* _What the task requires_:
Word for word, restate every line of the listing that follows.

— start —

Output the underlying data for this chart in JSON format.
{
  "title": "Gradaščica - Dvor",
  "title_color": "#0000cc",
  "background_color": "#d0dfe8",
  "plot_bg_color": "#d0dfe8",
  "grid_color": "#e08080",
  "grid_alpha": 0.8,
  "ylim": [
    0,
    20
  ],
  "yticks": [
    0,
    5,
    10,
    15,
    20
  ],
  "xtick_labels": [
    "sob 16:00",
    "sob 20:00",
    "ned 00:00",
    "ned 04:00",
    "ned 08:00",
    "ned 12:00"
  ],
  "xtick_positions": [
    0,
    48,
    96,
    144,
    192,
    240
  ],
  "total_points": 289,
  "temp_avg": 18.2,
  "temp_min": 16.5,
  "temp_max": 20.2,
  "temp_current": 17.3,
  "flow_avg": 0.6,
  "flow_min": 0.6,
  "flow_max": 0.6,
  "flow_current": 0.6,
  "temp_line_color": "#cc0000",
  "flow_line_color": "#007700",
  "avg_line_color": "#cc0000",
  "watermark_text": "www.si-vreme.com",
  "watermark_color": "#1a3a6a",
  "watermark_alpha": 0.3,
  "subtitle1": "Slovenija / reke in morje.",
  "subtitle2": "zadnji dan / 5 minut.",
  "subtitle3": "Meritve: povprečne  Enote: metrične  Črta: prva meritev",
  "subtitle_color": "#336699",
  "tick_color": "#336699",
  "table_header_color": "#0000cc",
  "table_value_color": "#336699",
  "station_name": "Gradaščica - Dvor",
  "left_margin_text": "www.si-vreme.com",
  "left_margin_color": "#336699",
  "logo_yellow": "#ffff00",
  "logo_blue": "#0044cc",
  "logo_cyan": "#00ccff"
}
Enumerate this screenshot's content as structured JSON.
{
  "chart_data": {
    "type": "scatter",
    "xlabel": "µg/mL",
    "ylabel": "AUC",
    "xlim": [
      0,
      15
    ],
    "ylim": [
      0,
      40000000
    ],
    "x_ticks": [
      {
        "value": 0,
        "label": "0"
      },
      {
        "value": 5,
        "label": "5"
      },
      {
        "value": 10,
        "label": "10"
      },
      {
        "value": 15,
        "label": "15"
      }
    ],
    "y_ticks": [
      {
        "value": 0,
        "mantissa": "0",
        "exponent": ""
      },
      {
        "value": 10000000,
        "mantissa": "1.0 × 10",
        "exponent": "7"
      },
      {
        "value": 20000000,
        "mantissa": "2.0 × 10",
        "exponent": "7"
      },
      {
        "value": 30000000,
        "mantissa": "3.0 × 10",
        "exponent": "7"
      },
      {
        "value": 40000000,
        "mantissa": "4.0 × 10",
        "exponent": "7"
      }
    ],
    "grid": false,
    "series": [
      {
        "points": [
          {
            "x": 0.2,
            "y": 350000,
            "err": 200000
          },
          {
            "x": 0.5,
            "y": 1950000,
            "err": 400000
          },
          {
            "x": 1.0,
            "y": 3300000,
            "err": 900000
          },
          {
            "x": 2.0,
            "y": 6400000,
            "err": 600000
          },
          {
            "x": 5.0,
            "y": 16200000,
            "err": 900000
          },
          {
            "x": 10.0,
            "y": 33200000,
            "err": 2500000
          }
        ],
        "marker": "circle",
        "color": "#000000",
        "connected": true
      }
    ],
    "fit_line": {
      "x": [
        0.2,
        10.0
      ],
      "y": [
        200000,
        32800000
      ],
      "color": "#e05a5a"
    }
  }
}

— end —

* _Answer to this task_:
Output the underlying data for this chart in JSON format.
{
  "title": "Gradaščica - Dvor",
  "title_color": "#0000cc",
  "background_color": "#d0dfe8",
  "plot_bg_color": "#d0dfe8",
  "grid_color": "#e08080",
  "grid_alpha": 0.8,
  "ylim": [
    0,
    20
  ],
  "yticks": [
    0,
    5,
    10,
    15,
    20
  ],
  "xtick_labels": [
    "sob 16:00",
    "sob 20:00",
    "ned 00:00",
    "ned 04:00",
    "ned 08:00",
    "ned 12:00"
  ],
  "xtick_positions": [
    0,
    48,
    96,
    144,
    192,
    240
  ],
  "total_points": 289,
  "temp_avg": 18.2,
  "temp_min": 16.5,
  "temp_max": 20.2,
  "temp_current": 17.3,
  "flow_avg": 0.6,
  "flow_min": 0.6,
  "flow_max": 0.6,
  "flow_current": 0.6,
  "temp_line_color": "#cc0000",
  "flow_line_color": "#007700",
  "avg_line_color": "#cc0000",
  "watermark_text": "www.si-vreme.com",
  "watermark_color": "#1a3a6a",
  "watermark_alpha": 0.3,
  "subtitle1": "Slovenija / reke in morje.",
  "subtitle2": "zadnji dan / 5 minut.",
  "subtitle3": "Meritve: povprečne  Enote: metrične  Črta: prva meritev",
  "subtitle_color": "#336699",
  "tick_color": "#336699",
  "table_header_color": "#0000cc",
  "table_value_color": "#336699",
  "station_name": "Gradaščica - Dvor",
  "left_margin_text": "www.si-vreme.com",
  "left_margin_color": "#336699",
  "logo_yellow": "#ffff00",
  "logo_blue": "#0044cc",
  "logo_cyan": "#00ccff"
}
Enumerate this screenshot's content as structured JSON.
{
  "chart_data": {
    "type": "scatter",
    "xlabel": "µg/mL",
    "ylabel": "AUC",
    "xlim": [
      0,
      15
    ],
    "ylim": [
      0,
      40000000
    ],
    "x_ticks": [
      {
        "value": 0,
        "label": "0"
      },
      {
        "value": 5,
        "label": "5"
      },
      {
        "value": 10,
        "label": "10"
      },
      {
        "value": 15,
        "label": "15"
      }
    ],
    "y_ticks": [
      {
        "value": 0,
        "mantissa": "0",
        "exponent": ""
      },
      {
        "value": 10000000,
        "mantissa": "1.0 × 10",
        "exponent": "7"
      },
      {
        "value": 20000000,
        "mantissa": "2.0 × 10",
        "exponent": "7"
      },
      {
        "value": 30000000,
        "mantissa": "3.0 × 10",
        "exponent": "7"
      },
      {
        "value": 40000000,
        "mantissa": "4.0 × 10",
        "exponent": "7"
      }
    ],
    "grid": false,
    "series": [
      {
        "points": [
          {
            "x": 0.2,
            "y": 350000,
            "err": 200000
          },
          {
            "x": 0.5,
            "y": 1950000,
            "err": 400000
          },
          {
            "x": 1.0,
            "y": 3300000,
            "err": 900000
          },
          {
            "x": 2.0,
            "y": 6400000,
            "err": 600000
          },
          {
            "x": 5.0,
            "y": 16200000,
            "err": 900000
          },
          {
            "x": 10.0,
            "y": 33200000,
            "err": 2500000
          }
        ],
        "marker": "circle",
        "color": "#000000",
        "connected": true
      }
    ],
    "fit_line": {
      "x": [
        0.2,
        10.0
      ],
      "y": [
        200000,
        32800000
      ],
      "color": "#e05a5a"
    }
  }
}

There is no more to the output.